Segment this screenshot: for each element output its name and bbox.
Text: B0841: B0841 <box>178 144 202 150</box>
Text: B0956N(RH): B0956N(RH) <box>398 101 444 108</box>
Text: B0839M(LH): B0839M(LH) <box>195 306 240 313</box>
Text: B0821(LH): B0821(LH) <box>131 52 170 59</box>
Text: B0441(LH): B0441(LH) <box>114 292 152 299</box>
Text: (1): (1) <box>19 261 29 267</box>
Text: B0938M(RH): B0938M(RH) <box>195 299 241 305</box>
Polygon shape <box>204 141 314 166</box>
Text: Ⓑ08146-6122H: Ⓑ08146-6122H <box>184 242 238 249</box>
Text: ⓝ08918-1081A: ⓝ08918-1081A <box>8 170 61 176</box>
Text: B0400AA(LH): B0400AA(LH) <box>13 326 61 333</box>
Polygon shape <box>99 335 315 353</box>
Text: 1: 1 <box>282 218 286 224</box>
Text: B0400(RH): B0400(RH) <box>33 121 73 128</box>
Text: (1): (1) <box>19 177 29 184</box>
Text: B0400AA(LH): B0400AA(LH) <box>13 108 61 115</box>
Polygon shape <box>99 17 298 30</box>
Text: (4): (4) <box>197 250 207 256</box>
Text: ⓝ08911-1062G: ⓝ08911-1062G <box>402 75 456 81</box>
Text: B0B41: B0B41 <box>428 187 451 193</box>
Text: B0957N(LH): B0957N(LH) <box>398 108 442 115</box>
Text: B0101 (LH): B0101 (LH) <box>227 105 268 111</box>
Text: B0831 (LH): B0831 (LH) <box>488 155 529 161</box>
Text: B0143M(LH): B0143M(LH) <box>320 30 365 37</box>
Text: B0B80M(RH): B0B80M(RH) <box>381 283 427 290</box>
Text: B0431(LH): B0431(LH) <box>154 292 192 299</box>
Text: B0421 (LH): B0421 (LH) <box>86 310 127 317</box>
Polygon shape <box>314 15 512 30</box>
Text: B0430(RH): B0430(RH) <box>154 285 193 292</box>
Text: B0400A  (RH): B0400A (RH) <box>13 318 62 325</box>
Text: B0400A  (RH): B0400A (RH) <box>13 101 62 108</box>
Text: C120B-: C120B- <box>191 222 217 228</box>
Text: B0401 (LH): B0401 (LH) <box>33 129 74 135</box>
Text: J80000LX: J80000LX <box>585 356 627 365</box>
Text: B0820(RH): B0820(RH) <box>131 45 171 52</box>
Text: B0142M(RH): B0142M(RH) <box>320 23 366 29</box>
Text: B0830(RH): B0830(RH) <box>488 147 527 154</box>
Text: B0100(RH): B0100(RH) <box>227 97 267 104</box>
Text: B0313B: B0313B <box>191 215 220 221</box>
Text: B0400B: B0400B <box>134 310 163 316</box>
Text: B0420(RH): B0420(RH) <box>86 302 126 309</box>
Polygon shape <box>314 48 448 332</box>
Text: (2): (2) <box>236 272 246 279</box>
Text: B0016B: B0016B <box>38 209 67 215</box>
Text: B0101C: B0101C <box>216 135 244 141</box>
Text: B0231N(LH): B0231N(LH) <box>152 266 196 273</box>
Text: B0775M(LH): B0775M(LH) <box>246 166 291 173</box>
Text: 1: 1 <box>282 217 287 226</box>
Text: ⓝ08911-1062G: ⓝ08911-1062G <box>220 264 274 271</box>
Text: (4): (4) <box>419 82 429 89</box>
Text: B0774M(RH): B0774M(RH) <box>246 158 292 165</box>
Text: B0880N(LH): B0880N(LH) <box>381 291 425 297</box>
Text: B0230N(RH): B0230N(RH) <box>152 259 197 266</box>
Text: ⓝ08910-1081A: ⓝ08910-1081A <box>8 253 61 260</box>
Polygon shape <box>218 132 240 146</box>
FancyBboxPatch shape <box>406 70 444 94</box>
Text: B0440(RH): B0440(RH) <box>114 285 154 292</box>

========================================

Find every line in the material above that contains the string "Polygon", with case counting, and copy each of those lines in full.

◆ **Problem solution**:
Polygon shape <box>204 141 314 166</box>
Polygon shape <box>99 335 315 353</box>
Polygon shape <box>99 17 298 30</box>
Polygon shape <box>314 15 512 30</box>
Polygon shape <box>314 48 448 332</box>
Polygon shape <box>218 132 240 146</box>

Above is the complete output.